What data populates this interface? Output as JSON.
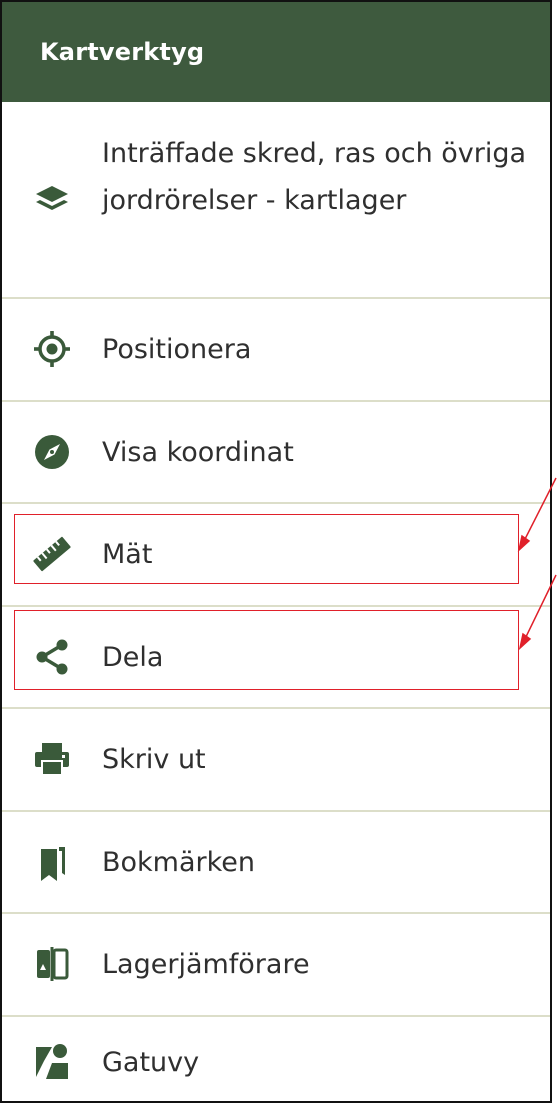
{
  "header": {
    "title": "Kartverktyg"
  },
  "items": [
    {
      "label": "Inträffade skred, ras och övriga jordrörelser - kartlager",
      "icon": "layers-icon"
    },
    {
      "label": "Positionera",
      "icon": "crosshair-icon"
    },
    {
      "label": "Visa koordinat",
      "icon": "compass-icon"
    },
    {
      "label": "Mät",
      "icon": "ruler-icon"
    },
    {
      "label": "Dela",
      "icon": "share-icon"
    },
    {
      "label": "Skriv ut",
      "icon": "printer-icon"
    },
    {
      "label": "Bokmärken",
      "icon": "bookmarks-icon"
    },
    {
      "label": "Lagerjämförare",
      "icon": "compare-icon"
    },
    {
      "label": "Gatuvy",
      "icon": "street-view-icon"
    }
  ],
  "colors": {
    "header_bg": "#3e5a3e",
    "icon": "#3a5a3a",
    "divider": "#dcdec9",
    "annotation": "#e0202a"
  }
}
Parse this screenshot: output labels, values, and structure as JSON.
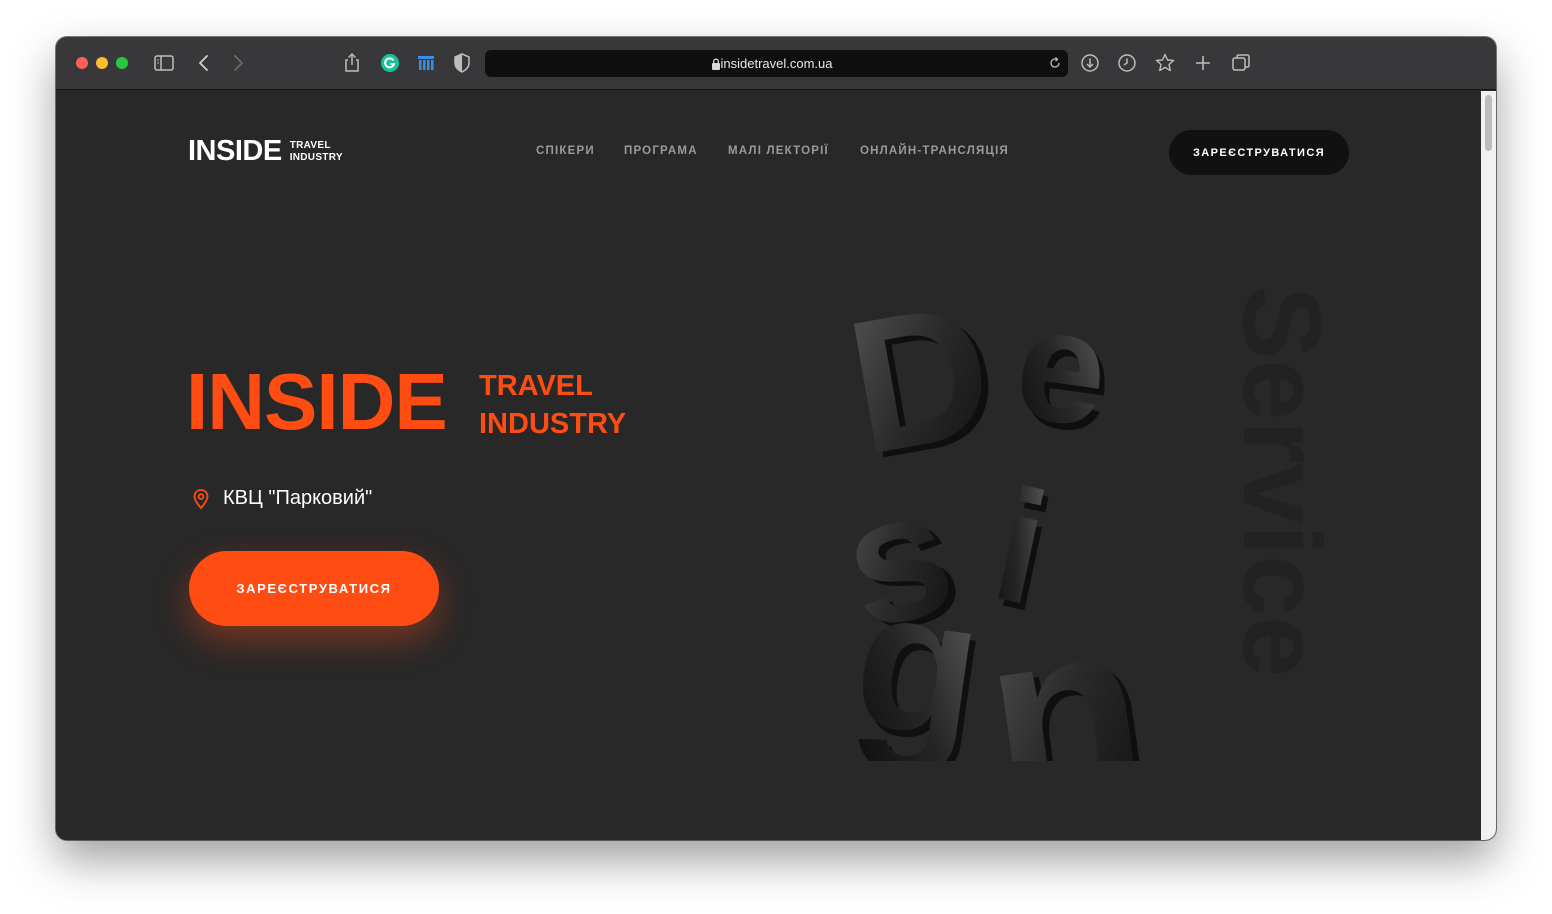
{
  "browser": {
    "url": "insidetravel.com.ua",
    "toolbar_icons": [
      "sidebar-icon",
      "back-arrow-icon",
      "forward-arrow-icon",
      "share-icon",
      "grammarly-icon",
      "library-icon",
      "shield-icon",
      "lock-icon",
      "reload-icon",
      "download-icon",
      "history-icon",
      "bookmark-star-icon",
      "new-tab-icon",
      "tabs-overview-icon"
    ]
  },
  "site": {
    "logo": {
      "main": "INSIDE",
      "line1": "TRAVEL",
      "line2": "INDUSTRY"
    },
    "nav": [
      {
        "label": "СПІКЕРИ"
      },
      {
        "label": "ПРОГРАМА"
      },
      {
        "label": "МАЛІ ЛЕКТОРІЇ"
      },
      {
        "label": "ОНЛАЙН-ТРАНСЛЯЦІЯ"
      }
    ],
    "header_button": "ЗАРЕЄСТРУВАТИСЯ",
    "hero": {
      "title": "INSIDE",
      "subtitle_line1": "TRAVEL",
      "subtitle_line2": "INDUSTRY",
      "location": "КВЦ \"Парковий\"",
      "button": "ЗАРЕЄСТРУВАТИСЯ"
    },
    "artwork": {
      "word_main": "Design",
      "word_side": "Service"
    },
    "colors": {
      "accent": "#ff4c12",
      "background": "#282828",
      "dark_button": "#111111"
    }
  }
}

**THE EXERCISE:**
Identify and list each line with the word "INDUSTRY".

**RESULT:**
      "line2": "INDUSTRY"
      "subtitle_line2": "INDUSTRY",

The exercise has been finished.